__Exercise aim__
Locate the lines where "Saint" occurs and copy them as they stand.

Stored items:
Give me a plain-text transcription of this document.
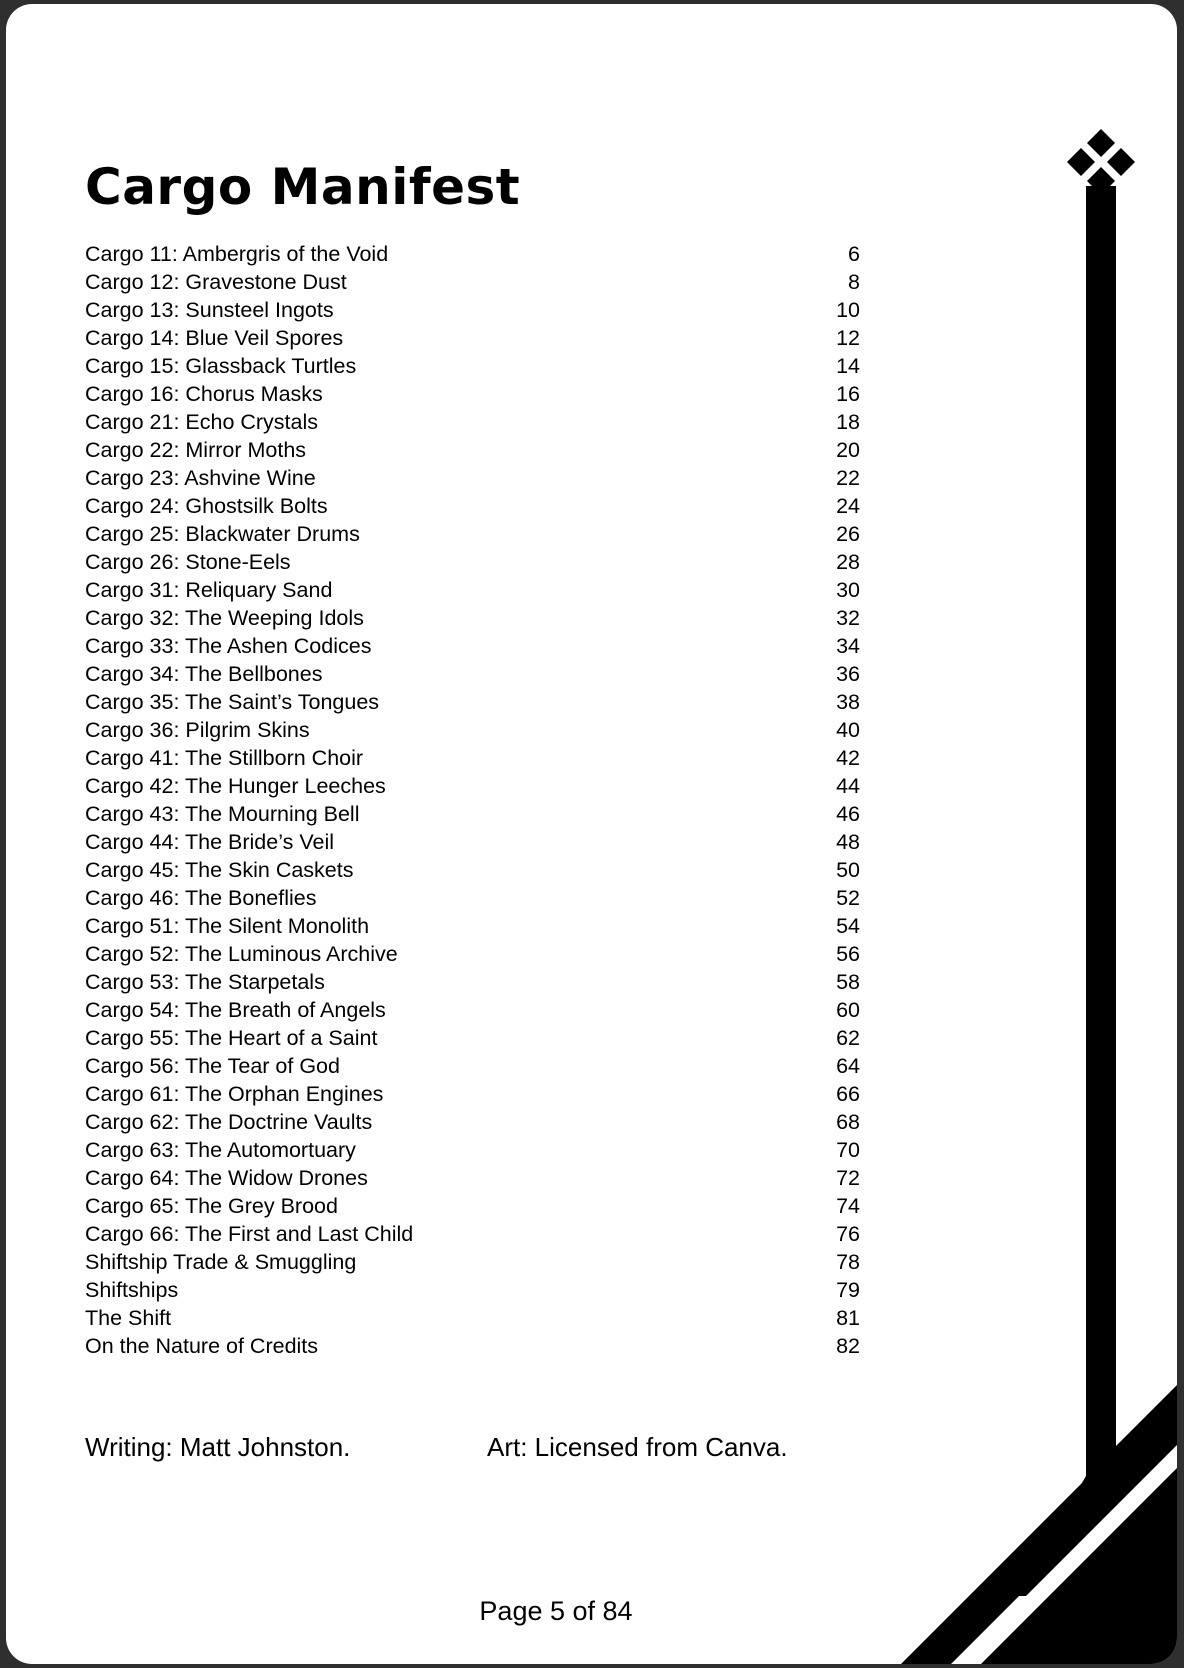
Cargo Manifest
Cargo 11: Ambergris of the Void	6
Cargo 12: Gravestone Dust	8
Cargo 13: Sunsteel Ingots	10
Cargo 14: Blue Veil Spores	12
Cargo 15: Glassback Turtles	14
Cargo 16: Chorus Masks	16
Cargo 21: Echo Crystals	18
Cargo 22: Mirror Moths	20
Cargo 23: Ashvine Wine	22
Cargo 24: Ghostsilk Bolts	24
Cargo 25: Blackwater Drums	26
Cargo 26: Stone-Eels	28
Cargo 31: Reliquary Sand	30
Cargo 32: The Weeping Idols	32
Cargo 33: The Ashen Codices	34
Cargo 34: The Bellbones	36
Cargo 35: The Saint’s Tongues	38
Cargo 36: Pilgrim Skins	40
Cargo 41: The Stillborn Choir	42
Cargo 42: The Hunger Leeches	44
Cargo 43: The Mourning Bell	46
Cargo 44: The Bride’s Veil	48
Cargo 45: The Skin Caskets	50
Cargo 46: The Boneflies	52
Cargo 51: The Silent Monolith	54
Cargo 52: The Luminous Archive	56
Cargo 53: The Starpetals	58
Cargo 54: The Breath of Angels	60
Cargo 55: The Heart of a Saint	62
Cargo 56: The Tear of God	64
Cargo 61: The Orphan Engines	66
Cargo 62: The Doctrine Vaults	68
Cargo 63: The Automortuary	70
Cargo 64: The Widow Drones	72
Cargo 65: The Grey Brood	74
Cargo 66: The First and Last Child	76
Shiftship Trade & Smuggling	78
Shiftships	79
The Shift	81
On the Nature of Credits	82
Writing: Matt Johnston.	Art: Licensed from Canva.
Page 5 of 84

__The response__
Cargo 35: The Saint’s Tongues	38
Cargo 55: The Heart of a Saint	62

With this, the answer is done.